===== GIVEN DATA
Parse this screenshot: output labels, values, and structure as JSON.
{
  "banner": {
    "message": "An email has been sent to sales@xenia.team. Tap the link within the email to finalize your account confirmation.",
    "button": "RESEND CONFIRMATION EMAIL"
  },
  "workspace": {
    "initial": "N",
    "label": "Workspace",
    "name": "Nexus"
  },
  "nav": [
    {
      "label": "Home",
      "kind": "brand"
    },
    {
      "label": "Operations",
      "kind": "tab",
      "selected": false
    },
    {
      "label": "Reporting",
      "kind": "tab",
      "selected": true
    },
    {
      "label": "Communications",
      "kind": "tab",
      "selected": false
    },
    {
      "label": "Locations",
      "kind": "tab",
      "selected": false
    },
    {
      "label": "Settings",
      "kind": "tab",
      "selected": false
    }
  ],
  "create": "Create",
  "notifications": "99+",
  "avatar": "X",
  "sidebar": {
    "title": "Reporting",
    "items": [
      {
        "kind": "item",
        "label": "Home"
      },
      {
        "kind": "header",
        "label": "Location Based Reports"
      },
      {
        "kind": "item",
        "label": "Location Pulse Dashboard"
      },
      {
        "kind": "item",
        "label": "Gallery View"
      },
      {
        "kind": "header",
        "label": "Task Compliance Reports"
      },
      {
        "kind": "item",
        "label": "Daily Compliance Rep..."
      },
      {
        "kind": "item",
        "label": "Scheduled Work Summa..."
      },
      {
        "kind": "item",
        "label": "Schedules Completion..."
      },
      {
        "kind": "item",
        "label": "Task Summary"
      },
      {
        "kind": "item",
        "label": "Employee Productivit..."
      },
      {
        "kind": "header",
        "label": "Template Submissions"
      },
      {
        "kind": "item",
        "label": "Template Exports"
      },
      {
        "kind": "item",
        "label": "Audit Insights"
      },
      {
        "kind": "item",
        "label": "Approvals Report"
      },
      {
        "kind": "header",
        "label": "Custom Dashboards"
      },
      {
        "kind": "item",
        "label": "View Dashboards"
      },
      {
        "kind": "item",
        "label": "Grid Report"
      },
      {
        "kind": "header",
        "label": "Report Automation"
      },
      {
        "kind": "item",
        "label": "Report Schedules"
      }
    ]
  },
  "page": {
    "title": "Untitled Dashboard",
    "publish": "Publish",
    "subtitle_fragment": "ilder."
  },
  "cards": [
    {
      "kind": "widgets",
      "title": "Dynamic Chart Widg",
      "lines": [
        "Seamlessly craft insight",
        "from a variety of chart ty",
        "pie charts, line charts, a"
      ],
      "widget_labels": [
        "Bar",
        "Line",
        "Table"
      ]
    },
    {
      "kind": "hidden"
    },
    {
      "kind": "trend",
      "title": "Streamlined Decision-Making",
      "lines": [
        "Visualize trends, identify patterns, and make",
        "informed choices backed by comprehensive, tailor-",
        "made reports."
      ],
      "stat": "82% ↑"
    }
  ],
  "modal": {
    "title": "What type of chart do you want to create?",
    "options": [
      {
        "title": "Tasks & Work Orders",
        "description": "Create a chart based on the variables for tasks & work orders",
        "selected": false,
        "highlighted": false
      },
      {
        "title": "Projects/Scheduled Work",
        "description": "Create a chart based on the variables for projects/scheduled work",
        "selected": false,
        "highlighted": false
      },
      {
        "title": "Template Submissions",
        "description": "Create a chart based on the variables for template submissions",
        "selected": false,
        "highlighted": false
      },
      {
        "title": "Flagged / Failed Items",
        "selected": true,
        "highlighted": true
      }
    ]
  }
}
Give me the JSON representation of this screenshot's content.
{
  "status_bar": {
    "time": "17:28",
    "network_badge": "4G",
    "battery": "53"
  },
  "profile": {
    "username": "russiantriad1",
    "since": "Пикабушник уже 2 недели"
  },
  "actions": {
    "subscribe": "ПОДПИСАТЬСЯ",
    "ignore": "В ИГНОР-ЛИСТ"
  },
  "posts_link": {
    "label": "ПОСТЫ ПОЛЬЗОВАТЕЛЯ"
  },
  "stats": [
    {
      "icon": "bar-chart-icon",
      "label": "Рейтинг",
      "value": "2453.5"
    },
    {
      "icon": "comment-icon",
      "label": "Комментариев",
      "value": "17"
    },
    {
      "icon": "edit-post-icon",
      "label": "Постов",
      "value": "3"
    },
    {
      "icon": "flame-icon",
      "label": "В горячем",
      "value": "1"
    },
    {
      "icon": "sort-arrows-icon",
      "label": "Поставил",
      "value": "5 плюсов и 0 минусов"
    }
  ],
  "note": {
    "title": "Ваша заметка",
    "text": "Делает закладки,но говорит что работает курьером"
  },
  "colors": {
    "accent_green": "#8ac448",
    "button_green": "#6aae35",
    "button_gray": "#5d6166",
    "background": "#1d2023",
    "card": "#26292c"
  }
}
==========
WRITTEN EXERCISE:
Would you give again, word for word, every line from the one with "Give me the" through the final line of the listing above?

COMPLETE OUTPUT:
Give me the JSON representation of this screenshot's content.
{
  "status_bar": {
    "time": "17:28",
    "network_badge": "4G",
    "battery": "53"
  },
  "profile": {
    "username": "russiantriad1",
    "since": "Пикабушник уже 2 недели"
  },
  "actions": {
    "subscribe": "ПОДПИСАТЬСЯ",
    "ignore": "В ИГНОР-ЛИСТ"
  },
  "posts_link": {
    "label": "ПОСТЫ ПОЛЬЗОВАТЕЛЯ"
  },
  "stats": [
    {
      "icon": "bar-chart-icon",
      "label": "Рейтинг",
      "value": "2453.5"
    },
    {
      "icon": "comment-icon",
      "label": "Комментариев",
      "value": "17"
    },
    {
      "icon": "edit-post-icon",
      "label": "Постов",
      "value": "3"
    },
    {
      "icon": "flame-icon",
      "label": "В горячем",
      "value": "1"
    },
    {
      "icon": "sort-arrows-icon",
      "label": "Поставил",
      "value": "5 плюсов и 0 минусов"
    }
  ],
  "note": {
    "title": "Ваша заметка",
    "text": "Делает закладки,но говорит что работает курьером"
  },
  "colors": {
    "accent_green": "#8ac448",
    "button_green": "#6aae35",
    "button_gray": "#5d6166",
    "background": "#1d2023",
    "card": "#26292c"
  }
}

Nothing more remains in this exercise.